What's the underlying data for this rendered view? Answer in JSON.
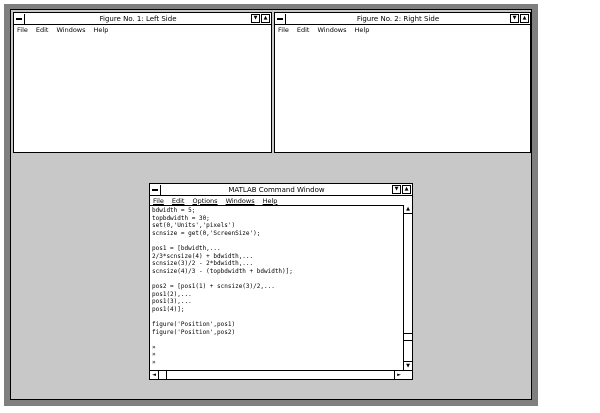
{
  "figure1": {
    "title": "Figure No. 1: Left Side",
    "menu": [
      "File",
      "Edit",
      "Windows",
      "Help"
    ]
  },
  "figure2": {
    "title": "Figure No. 2: Right Side",
    "menu": [
      "File",
      "Edit",
      "Windows",
      "Help"
    ]
  },
  "command_window": {
    "title": "MATLAB Command Window",
    "menu": [
      "File",
      "Edit",
      "Options",
      "Windows",
      "Help"
    ],
    "lines": [
      "bdwidth = 5;",
      "topbdwidth = 30;",
      "set(0,'Units','pixels')",
      "scnsize = get(0,'ScreenSize');",
      "",
      "pos1 = [bdwidth,...",
      "2/3*scnsize(4) + bdwidth,...",
      "scnsize(3)/2 - 2*bdwidth,...",
      "scnsize(4)/3 - (topbdwidth + bdwidth)];",
      "",
      "pos2 = [pos1(1) + scnsize(3)/2,...",
      "pos1(2),...",
      "pos1(3),...",
      "pos1(4)];",
      "",
      "figure('Position',pos1)",
      "figure('Position',pos2)",
      "",
      "»",
      "»",
      "»"
    ]
  },
  "icons": {
    "minimize": "▼",
    "maximize": "▲",
    "scroll_up": "▲",
    "scroll_down": "▼",
    "scroll_left": "◄",
    "scroll_right": "►"
  }
}
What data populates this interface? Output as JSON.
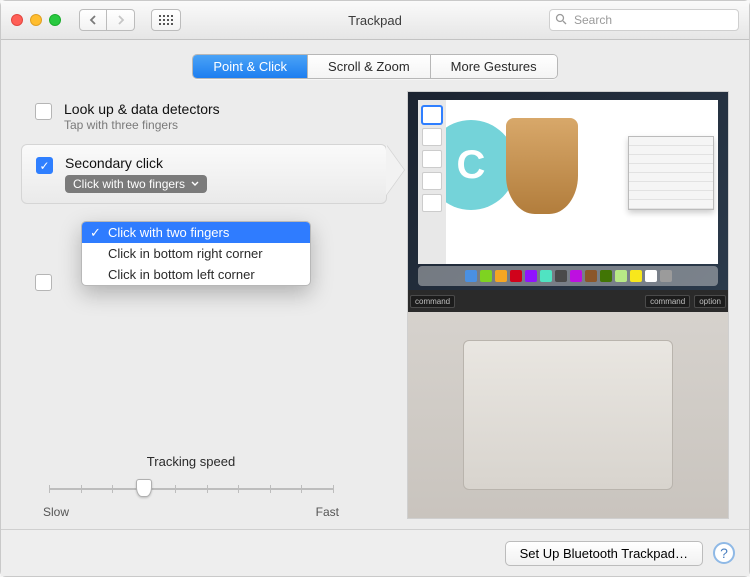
{
  "window": {
    "title": "Trackpad"
  },
  "search": {
    "placeholder": "Search"
  },
  "tabs": [
    {
      "label": "Point & Click",
      "active": true
    },
    {
      "label": "Scroll & Zoom",
      "active": false
    },
    {
      "label": "More Gestures",
      "active": false
    }
  ],
  "options": {
    "lookup": {
      "title": "Look up & data detectors",
      "subtitle": "Tap with three fingers",
      "checked": false
    },
    "secondary": {
      "title": "Secondary click",
      "button_label": "Click with two fingers",
      "checked": true
    },
    "third": {
      "checked": false
    }
  },
  "dropdown": {
    "items": [
      "Click with two fingers",
      "Click in bottom right corner",
      "Click in bottom left corner"
    ],
    "selected_index": 0
  },
  "tracking": {
    "label": "Tracking speed",
    "min_label": "Slow",
    "max_label": "Fast",
    "ticks": 10,
    "value_index": 3
  },
  "footer": {
    "button": "Set Up Bluetooth Trackpad…",
    "help": "?"
  },
  "preview": {
    "keys": [
      "command",
      "command",
      "option"
    ],
    "dock_colors": [
      "#4a90e2",
      "#7ed321",
      "#f5a623",
      "#d0021b",
      "#9013fe",
      "#50e3c2",
      "#4a4a4a",
      "#bd10e0",
      "#8b572a",
      "#417505",
      "#b8e986",
      "#f8e71c",
      "#ffffff",
      "#9b9b9b"
    ]
  }
}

§ INSTRUCTIONS FOR THE TASK
Determine how many lines in the listing above hold the string "Position", then write only the number.

§ RESPONSE
2